Your task. All lines featuring the string "media" are to be listed.

Data for this task.
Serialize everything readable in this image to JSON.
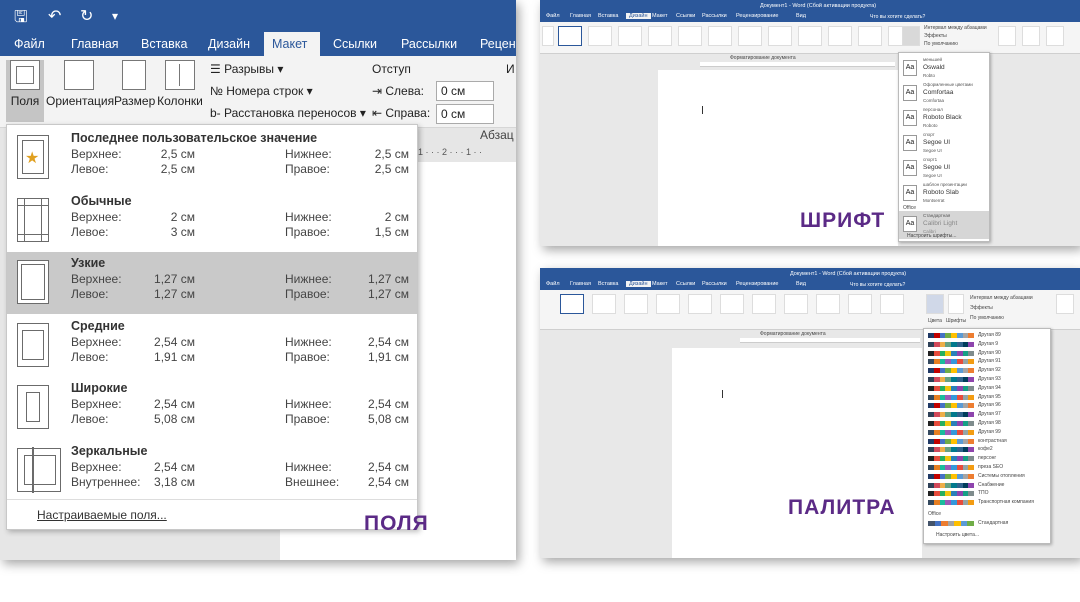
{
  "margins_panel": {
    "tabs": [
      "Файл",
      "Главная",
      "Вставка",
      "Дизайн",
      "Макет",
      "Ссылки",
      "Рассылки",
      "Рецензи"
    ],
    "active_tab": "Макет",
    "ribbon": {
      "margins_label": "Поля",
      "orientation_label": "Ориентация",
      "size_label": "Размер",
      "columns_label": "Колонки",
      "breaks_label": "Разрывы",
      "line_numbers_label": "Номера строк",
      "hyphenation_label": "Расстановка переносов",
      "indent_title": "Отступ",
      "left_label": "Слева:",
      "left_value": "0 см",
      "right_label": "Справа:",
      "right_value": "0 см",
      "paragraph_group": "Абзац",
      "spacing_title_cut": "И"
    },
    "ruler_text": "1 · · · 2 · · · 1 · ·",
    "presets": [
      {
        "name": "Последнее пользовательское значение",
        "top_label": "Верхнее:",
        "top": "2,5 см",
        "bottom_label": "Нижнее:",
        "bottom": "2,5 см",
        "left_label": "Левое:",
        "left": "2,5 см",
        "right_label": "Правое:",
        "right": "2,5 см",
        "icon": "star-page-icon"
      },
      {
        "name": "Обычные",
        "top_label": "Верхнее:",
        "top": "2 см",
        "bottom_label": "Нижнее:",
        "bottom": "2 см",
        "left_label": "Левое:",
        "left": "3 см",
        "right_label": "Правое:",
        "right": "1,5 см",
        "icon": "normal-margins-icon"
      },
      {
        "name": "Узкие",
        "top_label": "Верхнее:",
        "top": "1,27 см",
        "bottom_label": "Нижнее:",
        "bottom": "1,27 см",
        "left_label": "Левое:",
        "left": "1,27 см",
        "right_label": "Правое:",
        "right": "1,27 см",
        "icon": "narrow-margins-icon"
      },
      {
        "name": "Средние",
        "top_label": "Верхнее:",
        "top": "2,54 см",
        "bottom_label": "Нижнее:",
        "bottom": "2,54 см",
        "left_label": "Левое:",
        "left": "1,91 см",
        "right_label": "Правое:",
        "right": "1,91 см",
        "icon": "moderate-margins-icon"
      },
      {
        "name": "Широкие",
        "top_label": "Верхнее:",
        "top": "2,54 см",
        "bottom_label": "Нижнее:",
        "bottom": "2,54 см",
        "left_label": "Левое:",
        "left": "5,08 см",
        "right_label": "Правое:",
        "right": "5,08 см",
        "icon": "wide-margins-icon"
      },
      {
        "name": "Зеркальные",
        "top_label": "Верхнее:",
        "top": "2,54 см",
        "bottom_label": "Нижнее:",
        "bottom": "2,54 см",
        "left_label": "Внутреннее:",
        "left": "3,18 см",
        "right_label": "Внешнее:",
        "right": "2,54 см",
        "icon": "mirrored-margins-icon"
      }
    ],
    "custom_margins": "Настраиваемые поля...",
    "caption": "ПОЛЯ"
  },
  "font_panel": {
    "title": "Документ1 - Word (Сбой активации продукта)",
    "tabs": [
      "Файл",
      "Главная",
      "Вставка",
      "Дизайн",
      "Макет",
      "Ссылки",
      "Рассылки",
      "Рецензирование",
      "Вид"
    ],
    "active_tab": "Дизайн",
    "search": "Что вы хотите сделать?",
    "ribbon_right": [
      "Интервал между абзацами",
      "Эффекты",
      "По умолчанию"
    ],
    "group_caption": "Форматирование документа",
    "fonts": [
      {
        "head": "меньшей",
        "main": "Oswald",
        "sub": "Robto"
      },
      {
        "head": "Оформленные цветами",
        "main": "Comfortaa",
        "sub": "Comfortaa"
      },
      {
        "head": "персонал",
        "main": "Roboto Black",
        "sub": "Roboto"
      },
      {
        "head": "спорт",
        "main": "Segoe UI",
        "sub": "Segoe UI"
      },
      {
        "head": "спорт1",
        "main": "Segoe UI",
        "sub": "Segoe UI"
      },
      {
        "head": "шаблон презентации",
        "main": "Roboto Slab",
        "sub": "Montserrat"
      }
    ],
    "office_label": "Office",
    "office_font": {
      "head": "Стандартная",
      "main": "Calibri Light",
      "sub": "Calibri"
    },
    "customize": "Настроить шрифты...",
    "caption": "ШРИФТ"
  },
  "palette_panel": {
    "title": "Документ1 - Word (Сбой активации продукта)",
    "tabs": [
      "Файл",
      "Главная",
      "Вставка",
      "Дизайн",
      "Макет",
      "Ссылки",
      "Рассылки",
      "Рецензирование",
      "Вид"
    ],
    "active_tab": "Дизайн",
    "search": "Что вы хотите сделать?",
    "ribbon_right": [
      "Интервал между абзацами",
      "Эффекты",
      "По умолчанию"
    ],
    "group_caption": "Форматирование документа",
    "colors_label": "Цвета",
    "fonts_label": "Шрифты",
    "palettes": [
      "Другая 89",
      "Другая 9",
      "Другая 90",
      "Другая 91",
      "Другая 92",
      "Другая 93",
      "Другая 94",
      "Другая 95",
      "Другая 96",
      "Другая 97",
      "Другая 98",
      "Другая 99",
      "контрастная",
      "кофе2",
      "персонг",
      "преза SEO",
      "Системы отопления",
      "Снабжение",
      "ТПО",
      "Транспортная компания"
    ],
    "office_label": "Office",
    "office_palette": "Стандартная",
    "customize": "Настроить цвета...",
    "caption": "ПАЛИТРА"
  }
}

* * *

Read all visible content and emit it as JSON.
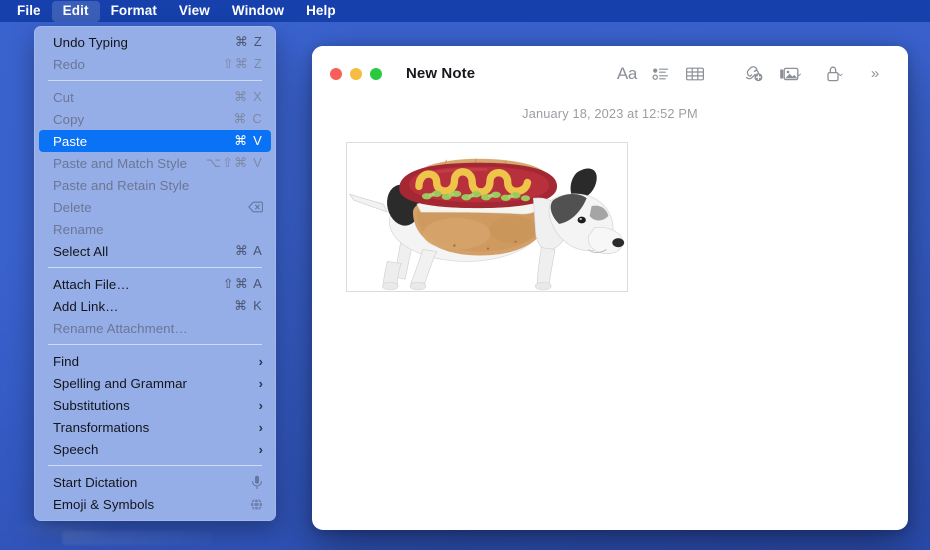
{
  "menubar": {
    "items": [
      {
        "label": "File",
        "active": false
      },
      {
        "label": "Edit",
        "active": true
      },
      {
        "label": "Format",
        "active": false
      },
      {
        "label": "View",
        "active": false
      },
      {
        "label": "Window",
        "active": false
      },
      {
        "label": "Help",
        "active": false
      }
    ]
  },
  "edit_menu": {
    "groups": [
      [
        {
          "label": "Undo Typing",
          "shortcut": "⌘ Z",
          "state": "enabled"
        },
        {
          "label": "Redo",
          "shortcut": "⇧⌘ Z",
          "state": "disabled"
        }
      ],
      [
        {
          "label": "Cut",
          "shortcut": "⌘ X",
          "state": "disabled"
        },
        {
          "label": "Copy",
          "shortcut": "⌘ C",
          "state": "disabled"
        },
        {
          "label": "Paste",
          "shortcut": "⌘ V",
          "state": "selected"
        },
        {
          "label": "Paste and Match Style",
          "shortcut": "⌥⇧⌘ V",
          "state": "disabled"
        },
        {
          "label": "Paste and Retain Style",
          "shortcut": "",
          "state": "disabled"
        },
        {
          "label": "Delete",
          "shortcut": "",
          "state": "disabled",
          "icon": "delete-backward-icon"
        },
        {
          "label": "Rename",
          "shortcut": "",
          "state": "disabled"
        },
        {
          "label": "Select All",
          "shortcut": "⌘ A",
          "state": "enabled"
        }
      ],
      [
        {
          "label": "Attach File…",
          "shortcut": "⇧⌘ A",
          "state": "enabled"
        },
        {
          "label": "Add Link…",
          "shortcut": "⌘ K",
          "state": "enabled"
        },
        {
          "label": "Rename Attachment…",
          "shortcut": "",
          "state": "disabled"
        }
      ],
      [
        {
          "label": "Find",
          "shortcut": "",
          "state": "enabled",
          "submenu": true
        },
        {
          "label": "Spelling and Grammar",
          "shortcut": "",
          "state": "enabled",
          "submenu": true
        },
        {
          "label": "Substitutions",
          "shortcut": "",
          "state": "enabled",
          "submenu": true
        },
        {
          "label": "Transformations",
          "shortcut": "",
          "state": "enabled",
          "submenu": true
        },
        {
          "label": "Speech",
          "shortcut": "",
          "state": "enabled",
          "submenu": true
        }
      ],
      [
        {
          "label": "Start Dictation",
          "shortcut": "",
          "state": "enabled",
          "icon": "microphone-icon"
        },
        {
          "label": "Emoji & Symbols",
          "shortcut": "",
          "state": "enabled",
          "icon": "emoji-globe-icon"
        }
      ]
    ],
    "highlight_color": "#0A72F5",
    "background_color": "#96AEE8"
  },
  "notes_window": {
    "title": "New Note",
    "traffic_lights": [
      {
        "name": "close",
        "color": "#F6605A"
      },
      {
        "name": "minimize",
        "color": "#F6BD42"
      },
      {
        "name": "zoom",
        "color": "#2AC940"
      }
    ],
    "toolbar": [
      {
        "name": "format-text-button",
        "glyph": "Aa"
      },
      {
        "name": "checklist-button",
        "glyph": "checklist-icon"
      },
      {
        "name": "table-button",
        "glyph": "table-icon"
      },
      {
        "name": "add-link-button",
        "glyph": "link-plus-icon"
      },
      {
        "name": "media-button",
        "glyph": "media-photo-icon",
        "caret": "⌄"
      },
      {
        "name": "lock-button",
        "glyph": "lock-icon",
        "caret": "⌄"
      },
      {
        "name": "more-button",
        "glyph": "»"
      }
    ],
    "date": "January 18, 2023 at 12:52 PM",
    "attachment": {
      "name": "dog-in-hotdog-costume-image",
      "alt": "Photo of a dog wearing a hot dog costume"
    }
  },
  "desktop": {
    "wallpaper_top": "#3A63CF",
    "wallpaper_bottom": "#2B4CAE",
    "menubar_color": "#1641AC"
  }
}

Written solution.
        "name": "media-button",
        "glyph": "media-photo-icon",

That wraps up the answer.